● Task prompt: Write out the full listing again, exactly as it stands.
-- START OF Supplied data --
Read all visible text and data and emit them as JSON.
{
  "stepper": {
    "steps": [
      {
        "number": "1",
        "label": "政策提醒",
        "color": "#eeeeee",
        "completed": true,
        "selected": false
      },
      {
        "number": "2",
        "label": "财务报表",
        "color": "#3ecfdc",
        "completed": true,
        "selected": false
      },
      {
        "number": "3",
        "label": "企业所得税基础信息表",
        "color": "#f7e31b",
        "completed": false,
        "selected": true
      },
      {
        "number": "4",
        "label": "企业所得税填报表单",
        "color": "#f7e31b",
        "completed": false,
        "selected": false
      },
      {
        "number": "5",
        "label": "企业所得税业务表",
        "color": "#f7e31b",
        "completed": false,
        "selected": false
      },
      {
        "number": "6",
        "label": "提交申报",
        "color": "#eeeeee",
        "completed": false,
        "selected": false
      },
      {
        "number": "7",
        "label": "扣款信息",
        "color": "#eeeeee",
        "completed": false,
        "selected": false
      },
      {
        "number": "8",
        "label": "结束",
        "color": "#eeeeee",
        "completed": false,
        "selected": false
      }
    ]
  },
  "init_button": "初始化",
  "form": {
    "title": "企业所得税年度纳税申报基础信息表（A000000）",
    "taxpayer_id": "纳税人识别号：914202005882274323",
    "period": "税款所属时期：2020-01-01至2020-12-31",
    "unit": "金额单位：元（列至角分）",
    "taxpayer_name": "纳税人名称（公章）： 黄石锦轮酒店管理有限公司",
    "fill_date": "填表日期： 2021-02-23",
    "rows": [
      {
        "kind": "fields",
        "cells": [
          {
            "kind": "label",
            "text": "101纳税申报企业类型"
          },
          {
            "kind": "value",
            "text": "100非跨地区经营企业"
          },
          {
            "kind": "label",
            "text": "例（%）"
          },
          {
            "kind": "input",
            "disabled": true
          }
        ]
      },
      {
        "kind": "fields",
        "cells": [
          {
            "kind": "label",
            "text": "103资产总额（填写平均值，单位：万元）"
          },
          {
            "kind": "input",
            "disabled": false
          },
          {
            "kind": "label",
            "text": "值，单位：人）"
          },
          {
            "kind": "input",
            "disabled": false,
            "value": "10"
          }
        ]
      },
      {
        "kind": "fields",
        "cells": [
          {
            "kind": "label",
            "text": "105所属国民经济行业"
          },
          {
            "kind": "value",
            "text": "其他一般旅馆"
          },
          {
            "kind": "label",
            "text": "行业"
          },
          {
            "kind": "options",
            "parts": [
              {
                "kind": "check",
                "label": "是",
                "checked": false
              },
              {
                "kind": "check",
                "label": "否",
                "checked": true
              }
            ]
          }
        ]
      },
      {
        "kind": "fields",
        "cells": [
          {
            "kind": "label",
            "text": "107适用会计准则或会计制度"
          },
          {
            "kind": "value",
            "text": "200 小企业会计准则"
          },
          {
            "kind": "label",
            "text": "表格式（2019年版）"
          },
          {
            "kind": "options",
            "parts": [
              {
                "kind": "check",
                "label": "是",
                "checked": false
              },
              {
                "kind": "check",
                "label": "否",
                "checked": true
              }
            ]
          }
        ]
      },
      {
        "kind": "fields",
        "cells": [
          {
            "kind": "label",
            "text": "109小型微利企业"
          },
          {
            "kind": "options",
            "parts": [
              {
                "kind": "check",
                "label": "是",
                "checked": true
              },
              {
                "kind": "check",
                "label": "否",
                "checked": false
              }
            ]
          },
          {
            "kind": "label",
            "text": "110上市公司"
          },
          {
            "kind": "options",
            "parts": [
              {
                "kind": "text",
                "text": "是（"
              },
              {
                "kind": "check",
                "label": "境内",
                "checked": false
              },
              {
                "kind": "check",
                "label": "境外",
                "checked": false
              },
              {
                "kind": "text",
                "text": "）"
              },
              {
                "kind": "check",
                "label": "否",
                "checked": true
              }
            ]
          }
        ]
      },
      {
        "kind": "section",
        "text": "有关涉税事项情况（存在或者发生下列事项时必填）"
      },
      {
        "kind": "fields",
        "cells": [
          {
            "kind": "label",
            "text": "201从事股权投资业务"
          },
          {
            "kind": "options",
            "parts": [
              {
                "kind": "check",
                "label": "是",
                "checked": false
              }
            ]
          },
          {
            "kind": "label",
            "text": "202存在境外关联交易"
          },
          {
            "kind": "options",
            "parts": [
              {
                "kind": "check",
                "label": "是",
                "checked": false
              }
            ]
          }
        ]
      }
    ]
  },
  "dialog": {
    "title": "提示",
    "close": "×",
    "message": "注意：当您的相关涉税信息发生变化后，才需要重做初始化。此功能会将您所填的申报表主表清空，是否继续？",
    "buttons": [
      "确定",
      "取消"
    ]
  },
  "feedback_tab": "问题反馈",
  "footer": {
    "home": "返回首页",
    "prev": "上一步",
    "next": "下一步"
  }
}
-- END OF Supplied data --
● Response to this exercise:
Read all visible text and data and emit them as JSON.
{
  "stepper": {
    "steps": [
      {
        "number": "1",
        "label": "政策提醒",
        "color": "#eeeeee",
        "completed": true,
        "selected": false
      },
      {
        "number": "2",
        "label": "财务报表",
        "color": "#3ecfdc",
        "completed": true,
        "selected": false
      },
      {
        "number": "3",
        "label": "企业所得税基础信息表",
        "color": "#f7e31b",
        "completed": false,
        "selected": true
      },
      {
        "number": "4",
        "label": "企业所得税填报表单",
        "color": "#f7e31b",
        "completed": false,
        "selected": false
      },
      {
        "number": "5",
        "label": "企业所得税业务表",
        "color": "#f7e31b",
        "completed": false,
        "selected": false
      },
      {
        "number": "6",
        "label": "提交申报",
        "color": "#eeeeee",
        "completed": false,
        "selected": false
      },
      {
        "number": "7",
        "label": "扣款信息",
        "color": "#eeeeee",
        "completed": false,
        "selected": false
      },
      {
        "number": "8",
        "label": "结束",
        "color": "#eeeeee",
        "completed": false,
        "selected": false
      }
    ]
  },
  "init_button": "初始化",
  "form": {
    "title": "企业所得税年度纳税申报基础信息表（A000000）",
    "taxpayer_id": "纳税人识别号：914202005882274323",
    "period": "税款所属时期：2020-01-01至2020-12-31",
    "unit": "金额单位：元（列至角分）",
    "taxpayer_name": "纳税人名称（公章）： 黄石锦轮酒店管理有限公司",
    "fill_date": "填表日期： 2021-02-23",
    "rows": [
      {
        "kind": "fields",
        "cells": [
          {
            "kind": "label",
            "text": "101纳税申报企业类型"
          },
          {
            "kind": "value",
            "text": "100非跨地区经营企业"
          },
          {
            "kind": "label",
            "text": "例（%）"
          },
          {
            "kind": "input",
            "disabled": true
          }
        ]
      },
      {
        "kind": "fields",
        "cells": [
          {
            "kind": "label",
            "text": "103资产总额（填写平均值，单位：万元）"
          },
          {
            "kind": "input",
            "disabled": false
          },
          {
            "kind": "label",
            "text": "值，单位：人）"
          },
          {
            "kind": "input",
            "disabled": false,
            "value": "10"
          }
        ]
      },
      {
        "kind": "fields",
        "cells": [
          {
            "kind": "label",
            "text": "105所属国民经济行业"
          },
          {
            "kind": "value",
            "text": "其他一般旅馆"
          },
          {
            "kind": "label",
            "text": "行业"
          },
          {
            "kind": "options",
            "parts": [
              {
                "kind": "check",
                "label": "是",
                "checked": false
              },
              {
                "kind": "check",
                "label": "否",
                "checked": true
              }
            ]
          }
        ]
      },
      {
        "kind": "fields",
        "cells": [
          {
            "kind": "label",
            "text": "107适用会计准则或会计制度"
          },
          {
            "kind": "value",
            "text": "200 小企业会计准则"
          },
          {
            "kind": "label",
            "text": "表格式（2019年版）"
          },
          {
            "kind": "options",
            "parts": [
              {
                "kind": "check",
                "label": "是",
                "checked": false
              },
              {
                "kind": "check",
                "label": "否",
                "checked": true
              }
            ]
          }
        ]
      },
      {
        "kind": "fields",
        "cells": [
          {
            "kind": "label",
            "text": "109小型微利企业"
          },
          {
            "kind": "options",
            "parts": [
              {
                "kind": "check",
                "label": "是",
                "checked": true
              },
              {
                "kind": "check",
                "label": "否",
                "checked": false
              }
            ]
          },
          {
            "kind": "label",
            "text": "110上市公司"
          },
          {
            "kind": "options",
            "parts": [
              {
                "kind": "text",
                "text": "是（"
              },
              {
                "kind": "check",
                "label": "境内",
                "checked": false
              },
              {
                "kind": "check",
                "label": "境外",
                "checked": false
              },
              {
                "kind": "text",
                "text": "）"
              },
              {
                "kind": "check",
                "label": "否",
                "checked": true
              }
            ]
          }
        ]
      },
      {
        "kind": "section",
        "text": "有关涉税事项情况（存在或者发生下列事项时必填）"
      },
      {
        "kind": "fields",
        "cells": [
          {
            "kind": "label",
            "text": "201从事股权投资业务"
          },
          {
            "kind": "options",
            "parts": [
              {
                "kind": "check",
                "label": "是",
                "checked": false
              }
            ]
          },
          {
            "kind": "label",
            "text": "202存在境外关联交易"
          },
          {
            "kind": "options",
            "parts": [
              {
                "kind": "check",
                "label": "是",
                "checked": false
              }
            ]
          }
        ]
      }
    ]
  },
  "dialog": {
    "title": "提示",
    "close": "×",
    "message": "注意：当您的相关涉税信息发生变化后，才需要重做初始化。此功能会将您所填的申报表主表清空，是否继续？",
    "buttons": [
      "确定",
      "取消"
    ]
  },
  "feedback_tab": "问题反馈",
  "footer": {
    "home": "返回首页",
    "prev": "上一步",
    "next": "下一步"
  }
}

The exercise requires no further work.